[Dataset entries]
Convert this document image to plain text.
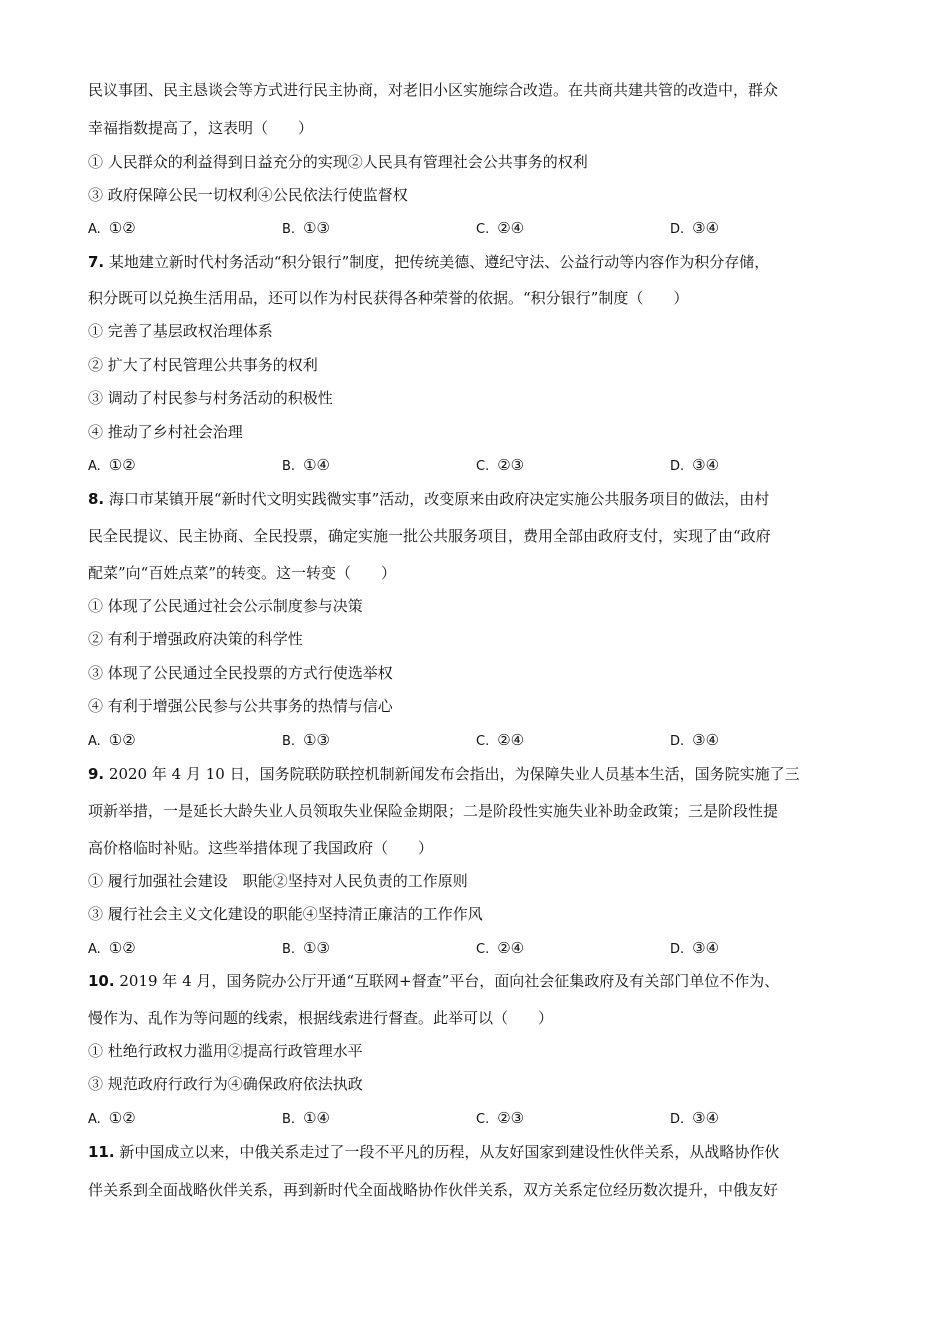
民议事团、民主恳谈会等方式进行民主协商，对老旧小区实施综合改造。在共商共建共管的改造中，群众
幸福指数提高了，这表明（　　）
① 人民群众的利益得到日益充分的实现②人民具有管理社会公共事务的权利
③ 政府保障公民一切权利④公民依法行使监督权
A. ①②	B. ①③	C. ②④	D. ③④
7. 某地建立新时代村务活动“积分银行”制度，把传统美德、遵纪守法、公益行动等内容作为积分存储，
积分既可以兑换生活用品，还可以作为村民获得各种荣誉的依据。“积分银行”制度（　　）
① 完善了基层政权治理体系
② 扩大了村民管理公共事务的权利
③ 调动了村民参与村务活动的积极性
④ 推动了乡村社会治理
A. ①②	B. ①④	C. ②③	D. ③④
8. 海口市某镇开展“新时代文明实践微实事”活动，改变原来由政府决定实施公共服务项目的做法，由村
民全民提议、民主协商、全民投票，确定实施一批公共服务项目，费用全部由政府支付，实现了由“政府
配菜”向“百姓点菜”的转变。这一转变（　　）
① 体现了公民通过社会公示制度参与决策
② 有利于增强政府决策的科学性
③ 体现了公民通过全民投票的方式行使选举权
④ 有利于增强公民参与公共事务的热情与信心
A. ①②	B. ①③	C. ②④	D. ③④
9. 2020 年 4 月 10 日，国务院联防联控机制新闻发布会指出，为保障失业人员基本生活，国务院实施了三
项新举措，一是延长大龄失业人员领取失业保险金期限；二是阶段性实施失业补助金政策；三是阶段性提
高价格临时补贴。这些举措体现了我国政府（　　）
① 履行加强社会建设　职能②坚持对人民负责的工作原则
③ 履行社会主义文化建设的职能④坚持清正廉洁的工作作风
A. ①②	B. ①③	C. ②④	D. ③④
10. 2019 年 4 月，国务院办公厅开通“互联网+督查”平台，面向社会征集政府及有关部门单位不作为、
慢作为、乱作为等问题的线索，根据线索进行督查。此举可以（　　）
① 杜绝行政权力滥用②提高行政管理水平
③ 规范政府行政行为④确保政府依法执政
A. ①②	B. ①④	C. ②③	D. ③④
11. 新中国成立以来，中俄关系走过了一段不平凡的历程，从友好国家到建设性伙伴关系，从战略协作伙
伴关系到全面战略伙伴关系，再到新时代全面战略协作伙伴关系，双方关系定位经历数次提升，中俄友好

- _EXERCISE OBJECTIVE_
Replicate the material above verbatim; images stay out of the copy.

- _WRITTEN SOLUTION_
Convert this document image to plain text.
民议事团、民主恳谈会等方式进行民主协商，对老旧小区实施综合改造。在共商共建共管的改造中，群众
幸福指数提高了，这表明（　　）
① 人民群众的利益得到日益充分的实现②人民具有管理社会公共事务的权利
③ 政府保障公民一切权利④公民依法行使监督权
A. ①②	B. ①③	C. ②④	D. ③④
7. 某地建立新时代村务活动“积分银行”制度，把传统美德、遵纪守法、公益行动等内容作为积分存储，
积分既可以兑换生活用品，还可以作为村民获得各种荣誉的依据。“积分银行”制度（　　）
① 完善了基层政权治理体系
② 扩大了村民管理公共事务的权利
③ 调动了村民参与村务活动的积极性
④ 推动了乡村社会治理
A. ①②	B. ①④	C. ②③	D. ③④
8. 海口市某镇开展“新时代文明实践微实事”活动，改变原来由政府决定实施公共服务项目的做法，由村
民全民提议、民主协商、全民投票，确定实施一批公共服务项目，费用全部由政府支付，实现了由“政府
配菜”向“百姓点菜”的转变。这一转变（　　）
① 体现了公民通过社会公示制度参与决策
② 有利于增强政府决策的科学性
③ 体现了公民通过全民投票的方式行使选举权
④ 有利于增强公民参与公共事务的热情与信心
A. ①②	B. ①③	C. ②④	D. ③④
9. 2020 年 4 月 10 日，国务院联防联控机制新闻发布会指出，为保障失业人员基本生活，国务院实施了三
项新举措，一是延长大龄失业人员领取失业保险金期限；二是阶段性实施失业补助金政策；三是阶段性提
高价格临时补贴。这些举措体现了我国政府（　　）
① 履行加强社会建设　职能②坚持对人民负责的工作原则
③ 履行社会主义文化建设的职能④坚持清正廉洁的工作作风
A. ①②	B. ①③	C. ②④	D. ③④
10. 2019 年 4 月，国务院办公厅开通“互联网+督查”平台，面向社会征集政府及有关部门单位不作为、
慢作为、乱作为等问题的线索，根据线索进行督查。此举可以（　　）
① 杜绝行政权力滥用②提高行政管理水平
③ 规范政府行政行为④确保政府依法执政
A. ①②	B. ①④	C. ②③	D. ③④
11. 新中国成立以来，中俄关系走过了一段不平凡的历程，从友好国家到建设性伙伴关系，从战略协作伙
伴关系到全面战略伙伴关系，再到新时代全面战略协作伙伴关系，双方关系定位经历数次提升，中俄友好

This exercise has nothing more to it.